::: RECORD EXCERPTS :::

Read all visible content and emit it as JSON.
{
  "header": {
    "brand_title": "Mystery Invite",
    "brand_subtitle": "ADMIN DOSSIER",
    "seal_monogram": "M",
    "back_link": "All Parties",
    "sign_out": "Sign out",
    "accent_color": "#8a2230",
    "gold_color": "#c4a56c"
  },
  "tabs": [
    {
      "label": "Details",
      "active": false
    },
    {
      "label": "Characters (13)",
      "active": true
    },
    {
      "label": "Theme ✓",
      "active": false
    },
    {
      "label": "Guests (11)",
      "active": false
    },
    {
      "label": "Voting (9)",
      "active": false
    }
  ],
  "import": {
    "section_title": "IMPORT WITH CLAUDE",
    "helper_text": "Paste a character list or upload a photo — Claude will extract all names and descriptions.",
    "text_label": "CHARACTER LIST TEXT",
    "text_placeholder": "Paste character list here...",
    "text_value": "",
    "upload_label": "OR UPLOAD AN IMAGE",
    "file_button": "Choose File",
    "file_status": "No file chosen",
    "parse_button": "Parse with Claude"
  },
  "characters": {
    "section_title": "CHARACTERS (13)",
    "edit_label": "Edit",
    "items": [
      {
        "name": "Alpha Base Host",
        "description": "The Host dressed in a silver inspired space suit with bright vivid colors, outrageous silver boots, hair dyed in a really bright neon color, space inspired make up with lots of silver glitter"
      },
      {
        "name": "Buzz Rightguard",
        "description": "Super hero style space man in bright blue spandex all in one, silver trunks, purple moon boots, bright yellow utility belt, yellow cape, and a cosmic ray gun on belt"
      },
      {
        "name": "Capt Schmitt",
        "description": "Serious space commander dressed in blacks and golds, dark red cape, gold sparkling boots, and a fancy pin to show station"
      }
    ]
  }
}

:::

[WHAT YOU SHOULD DO] What is the number of lines in the records above that include the word "dressed"? Reply with that number and nothing more.

[REPLY TO THE EXERCISE] 2